_WHAT THE EXERCISE ASKS_
Without changing anything, output the records below.
>>>
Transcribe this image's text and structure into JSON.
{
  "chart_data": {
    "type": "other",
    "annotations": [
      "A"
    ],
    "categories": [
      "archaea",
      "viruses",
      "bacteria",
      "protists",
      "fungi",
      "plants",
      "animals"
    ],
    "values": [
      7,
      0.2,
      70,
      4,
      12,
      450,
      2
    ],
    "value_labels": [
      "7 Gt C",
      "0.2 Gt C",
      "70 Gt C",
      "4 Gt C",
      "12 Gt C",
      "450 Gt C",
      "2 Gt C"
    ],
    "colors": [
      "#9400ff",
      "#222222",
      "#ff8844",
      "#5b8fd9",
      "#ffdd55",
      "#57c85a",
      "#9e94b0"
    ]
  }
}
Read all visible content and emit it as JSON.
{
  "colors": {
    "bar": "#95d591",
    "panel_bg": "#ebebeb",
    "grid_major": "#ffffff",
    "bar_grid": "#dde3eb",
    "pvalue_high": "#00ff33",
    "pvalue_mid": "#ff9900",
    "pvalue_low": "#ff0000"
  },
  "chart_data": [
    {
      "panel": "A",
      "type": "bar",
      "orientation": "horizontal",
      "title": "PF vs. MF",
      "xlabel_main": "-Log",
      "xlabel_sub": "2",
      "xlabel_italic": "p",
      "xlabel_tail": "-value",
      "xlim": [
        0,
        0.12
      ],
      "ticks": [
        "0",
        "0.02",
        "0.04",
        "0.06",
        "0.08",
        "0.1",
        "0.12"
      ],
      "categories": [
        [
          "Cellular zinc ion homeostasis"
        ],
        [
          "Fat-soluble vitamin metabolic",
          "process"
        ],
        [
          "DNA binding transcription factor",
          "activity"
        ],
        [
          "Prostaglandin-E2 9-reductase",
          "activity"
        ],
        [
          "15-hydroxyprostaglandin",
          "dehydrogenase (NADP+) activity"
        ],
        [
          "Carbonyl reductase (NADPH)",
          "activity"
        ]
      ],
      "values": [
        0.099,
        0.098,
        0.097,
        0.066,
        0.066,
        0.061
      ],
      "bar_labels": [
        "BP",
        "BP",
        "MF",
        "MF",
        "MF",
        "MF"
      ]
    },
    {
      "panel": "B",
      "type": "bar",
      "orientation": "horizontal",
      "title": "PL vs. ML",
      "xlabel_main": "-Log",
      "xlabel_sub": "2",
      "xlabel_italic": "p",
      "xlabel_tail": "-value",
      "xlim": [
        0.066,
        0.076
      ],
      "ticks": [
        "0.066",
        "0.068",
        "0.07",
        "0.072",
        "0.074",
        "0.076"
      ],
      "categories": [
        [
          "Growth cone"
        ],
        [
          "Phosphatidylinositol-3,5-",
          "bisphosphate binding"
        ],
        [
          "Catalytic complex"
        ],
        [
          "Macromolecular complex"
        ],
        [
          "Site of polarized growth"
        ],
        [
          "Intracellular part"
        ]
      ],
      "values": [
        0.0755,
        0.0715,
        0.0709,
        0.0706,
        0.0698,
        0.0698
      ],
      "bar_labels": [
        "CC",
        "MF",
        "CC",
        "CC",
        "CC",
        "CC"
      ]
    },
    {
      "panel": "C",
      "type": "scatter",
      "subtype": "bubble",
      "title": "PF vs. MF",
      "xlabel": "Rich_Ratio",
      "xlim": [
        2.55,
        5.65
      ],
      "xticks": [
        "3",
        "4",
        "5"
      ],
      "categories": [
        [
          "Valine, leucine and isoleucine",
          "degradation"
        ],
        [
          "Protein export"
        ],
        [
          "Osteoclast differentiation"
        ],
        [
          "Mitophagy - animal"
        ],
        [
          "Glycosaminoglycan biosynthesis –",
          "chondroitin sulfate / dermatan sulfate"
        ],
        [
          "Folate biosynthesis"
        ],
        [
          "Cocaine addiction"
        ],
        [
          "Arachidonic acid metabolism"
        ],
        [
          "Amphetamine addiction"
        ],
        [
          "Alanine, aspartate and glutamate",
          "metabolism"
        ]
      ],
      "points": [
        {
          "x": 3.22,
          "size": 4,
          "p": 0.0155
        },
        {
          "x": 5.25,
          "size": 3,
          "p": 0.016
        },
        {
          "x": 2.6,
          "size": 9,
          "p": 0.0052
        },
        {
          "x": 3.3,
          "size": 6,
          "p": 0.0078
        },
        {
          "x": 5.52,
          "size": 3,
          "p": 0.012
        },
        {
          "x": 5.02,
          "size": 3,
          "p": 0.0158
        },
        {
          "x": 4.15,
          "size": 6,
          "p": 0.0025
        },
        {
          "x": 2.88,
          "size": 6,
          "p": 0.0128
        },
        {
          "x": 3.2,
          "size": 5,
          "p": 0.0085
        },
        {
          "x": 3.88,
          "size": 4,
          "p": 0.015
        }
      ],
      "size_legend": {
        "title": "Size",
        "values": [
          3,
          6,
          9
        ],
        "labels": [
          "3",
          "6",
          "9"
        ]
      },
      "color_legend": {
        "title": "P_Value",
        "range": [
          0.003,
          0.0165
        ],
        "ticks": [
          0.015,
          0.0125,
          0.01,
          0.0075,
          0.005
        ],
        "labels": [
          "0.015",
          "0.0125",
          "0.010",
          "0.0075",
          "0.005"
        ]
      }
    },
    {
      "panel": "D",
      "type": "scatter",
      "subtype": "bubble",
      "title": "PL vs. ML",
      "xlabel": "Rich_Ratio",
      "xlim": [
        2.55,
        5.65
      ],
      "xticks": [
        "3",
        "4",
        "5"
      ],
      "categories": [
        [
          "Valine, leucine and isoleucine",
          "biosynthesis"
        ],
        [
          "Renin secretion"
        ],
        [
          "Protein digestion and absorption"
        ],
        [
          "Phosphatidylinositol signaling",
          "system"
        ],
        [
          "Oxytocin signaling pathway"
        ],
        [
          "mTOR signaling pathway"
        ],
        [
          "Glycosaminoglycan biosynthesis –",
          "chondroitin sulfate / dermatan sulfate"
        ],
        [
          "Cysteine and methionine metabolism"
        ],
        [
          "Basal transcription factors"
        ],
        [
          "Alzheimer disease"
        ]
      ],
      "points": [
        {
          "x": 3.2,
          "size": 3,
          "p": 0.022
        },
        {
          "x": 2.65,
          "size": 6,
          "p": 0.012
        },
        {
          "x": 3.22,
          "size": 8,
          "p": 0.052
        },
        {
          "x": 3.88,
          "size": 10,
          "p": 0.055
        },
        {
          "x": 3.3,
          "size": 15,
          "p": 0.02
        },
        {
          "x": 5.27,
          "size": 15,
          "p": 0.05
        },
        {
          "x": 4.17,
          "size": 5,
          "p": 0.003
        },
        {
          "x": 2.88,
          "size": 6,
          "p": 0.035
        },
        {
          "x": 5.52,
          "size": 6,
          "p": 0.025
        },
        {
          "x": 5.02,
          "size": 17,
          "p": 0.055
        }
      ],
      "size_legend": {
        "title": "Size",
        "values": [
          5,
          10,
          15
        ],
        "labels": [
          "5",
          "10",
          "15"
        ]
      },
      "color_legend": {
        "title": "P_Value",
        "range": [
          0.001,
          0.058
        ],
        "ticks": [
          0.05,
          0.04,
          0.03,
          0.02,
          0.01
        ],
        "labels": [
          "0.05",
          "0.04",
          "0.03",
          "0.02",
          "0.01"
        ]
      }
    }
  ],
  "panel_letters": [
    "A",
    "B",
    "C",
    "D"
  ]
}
<<<
_ANSWER FOR THE TASK_
Transcribe this image's text and structure into JSON.
{
  "chart_data": {
    "type": "other",
    "annotations": [
      "A"
    ],
    "categories": [
      "archaea",
      "viruses",
      "bacteria",
      "protists",
      "fungi",
      "plants",
      "animals"
    ],
    "values": [
      7,
      0.2,
      70,
      4,
      12,
      450,
      2
    ],
    "value_labels": [
      "7 Gt C",
      "0.2 Gt C",
      "70 Gt C",
      "4 Gt C",
      "12 Gt C",
      "450 Gt C",
      "2 Gt C"
    ],
    "colors": [
      "#9400ff",
      "#222222",
      "#ff8844",
      "#5b8fd9",
      "#ffdd55",
      "#57c85a",
      "#9e94b0"
    ]
  }
}
Read all visible content and emit it as JSON.
{
  "colors": {
    "bar": "#95d591",
    "panel_bg": "#ebebeb",
    "grid_major": "#ffffff",
    "bar_grid": "#dde3eb",
    "pvalue_high": "#00ff33",
    "pvalue_mid": "#ff9900",
    "pvalue_low": "#ff0000"
  },
  "chart_data": [
    {
      "panel": "A",
      "type": "bar",
      "orientation": "horizontal",
      "title": "PF vs. MF",
      "xlabel_main": "-Log",
      "xlabel_sub": "2",
      "xlabel_italic": "p",
      "xlabel_tail": "-value",
      "xlim": [
        0,
        0.12
      ],
      "ticks": [
        "0",
        "0.02",
        "0.04",
        "0.06",
        "0.08",
        "0.1",
        "0.12"
      ],
      "categories": [
        [
          "Cellular zinc ion homeostasis"
        ],
        [
          "Fat-soluble vitamin metabolic",
          "process"
        ],
        [
          "DNA binding transcription factor",
          "activity"
        ],
        [
          "Prostaglandin-E2 9-reductase",
          "activity"
        ],
        [
          "15-hydroxyprostaglandin",
          "dehydrogenase (NADP+) activity"
        ],
        [
          "Carbonyl reductase (NADPH)",
          "activity"
        ]
      ],
      "values": [
        0.099,
        0.098,
        0.097,
        0.066,
        0.066,
        0.061
      ],
      "bar_labels": [
        "BP",
        "BP",
        "MF",
        "MF",
        "MF",
        "MF"
      ]
    },
    {
      "panel": "B",
      "type": "bar",
      "orientation": "horizontal",
      "title": "PL vs. ML",
      "xlabel_main": "-Log",
      "xlabel_sub": "2",
      "xlabel_italic": "p",
      "xlabel_tail": "-value",
      "xlim": [
        0.066,
        0.076
      ],
      "ticks": [
        "0.066",
        "0.068",
        "0.07",
        "0.072",
        "0.074",
        "0.076"
      ],
      "categories": [
        [
          "Growth cone"
        ],
        [
          "Phosphatidylinositol-3,5-",
          "bisphosphate binding"
        ],
        [
          "Catalytic complex"
        ],
        [
          "Macromolecular complex"
        ],
        [
          "Site of polarized growth"
        ],
        [
          "Intracellular part"
        ]
      ],
      "values": [
        0.0755,
        0.0715,
        0.0709,
        0.0706,
        0.0698,
        0.0698
      ],
      "bar_labels": [
        "CC",
        "MF",
        "CC",
        "CC",
        "CC",
        "CC"
      ]
    },
    {
      "panel": "C",
      "type": "scatter",
      "subtype": "bubble",
      "title": "PF vs. MF",
      "xlabel": "Rich_Ratio",
      "xlim": [
        2.55,
        5.65
      ],
      "xticks": [
        "3",
        "4",
        "5"
      ],
      "categories": [
        [
          "Valine, leucine and isoleucine",
          "degradation"
        ],
        [
          "Protein export"
        ],
        [
          "Osteoclast differentiation"
        ],
        [
          "Mitophagy - animal"
        ],
        [
          "Glycosaminoglycan biosynthesis –",
          "chondroitin sulfate / dermatan sulfate"
        ],
        [
          "Folate biosynthesis"
        ],
        [
          "Cocaine addiction"
        ],
        [
          "Arachidonic acid metabolism"
        ],
        [
          "Amphetamine addiction"
        ],
        [
          "Alanine, aspartate and glutamate",
          "metabolism"
        ]
      ],
      "points": [
        {
          "x": 3.22,
          "size": 4,
          "p": 0.0155
        },
        {
          "x": 5.25,
          "size": 3,
          "p": 0.016
        },
        {
          "x": 2.6,
          "size": 9,
          "p": 0.0052
        },
        {
          "x": 3.3,
          "size": 6,
          "p": 0.0078
        },
        {
          "x": 5.52,
          "size": 3,
          "p": 0.012
        },
        {
          "x": 5.02,
          "size": 3,
          "p": 0.0158
        },
        {
          "x": 4.15,
          "size": 6,
          "p": 0.0025
        },
        {
          "x": 2.88,
          "size": 6,
          "p": 0.0128
        },
        {
          "x": 3.2,
          "size": 5,
          "p": 0.0085
        },
        {
          "x": 3.88,
          "size": 4,
          "p": 0.015
        }
      ],
      "size_legend": {
        "title": "Size",
        "values": [
          3,
          6,
          9
        ],
        "labels": [
          "3",
          "6",
          "9"
        ]
      },
      "color_legend": {
        "title": "P_Value",
        "range": [
          0.003,
          0.0165
        ],
        "ticks": [
          0.015,
          0.0125,
          0.01,
          0.0075,
          0.005
        ],
        "labels": [
          "0.015",
          "0.0125",
          "0.010",
          "0.0075",
          "0.005"
        ]
      }
    },
    {
      "panel": "D",
      "type": "scatter",
      "subtype": "bubble",
      "title": "PL vs. ML",
      "xlabel": "Rich_Ratio",
      "xlim": [
        2.55,
        5.65
      ],
      "xticks": [
        "3",
        "4",
        "5"
      ],
      "categories": [
        [
          "Valine, leucine and isoleucine",
          "biosynthesis"
        ],
        [
          "Renin secretion"
        ],
        [
          "Protein digestion and absorption"
        ],
        [
          "Phosphatidylinositol signaling",
          "system"
        ],
        [
          "Oxytocin signaling pathway"
        ],
        [
          "mTOR signaling pathway"
        ],
        [
          "Glycosaminoglycan biosynthesis –",
          "chondroitin sulfate / dermatan sulfate"
        ],
        [
          "Cysteine and methionine metabolism"
        ],
        [
          "Basal transcription factors"
        ],
        [
          "Alzheimer disease"
        ]
      ],
      "points": [
        {
          "x": 3.2,
          "size": 3,
          "p": 0.022
        },
        {
          "x": 2.65,
          "size": 6,
          "p": 0.012
        },
        {
          "x": 3.22,
          "size": 8,
          "p": 0.052
        },
        {
          "x": 3.88,
          "size": 10,
          "p": 0.055
        },
        {
          "x": 3.3,
          "size": 15,
          "p": 0.02
        },
        {
          "x": 5.27,
          "size": 15,
          "p": 0.05
        },
        {
          "x": 4.17,
          "size": 5,
          "p": 0.003
        },
        {
          "x": 2.88,
          "size": 6,
          "p": 0.035
        },
        {
          "x": 5.52,
          "size": 6,
          "p": 0.025
        },
        {
          "x": 5.02,
          "size": 17,
          "p": 0.055
        }
      ],
      "size_legend": {
        "title": "Size",
        "values": [
          5,
          10,
          15
        ],
        "labels": [
          "5",
          "10",
          "15"
        ]
      },
      "color_legend": {
        "title": "P_Value",
        "range": [
          0.001,
          0.058
        ],
        "ticks": [
          0.05,
          0.04,
          0.03,
          0.02,
          0.01
        ],
        "labels": [
          "0.05",
          "0.04",
          "0.03",
          "0.02",
          "0.01"
        ]
      }
    }
  ],
  "panel_letters": [
    "A",
    "B",
    "C",
    "D"
  ]
}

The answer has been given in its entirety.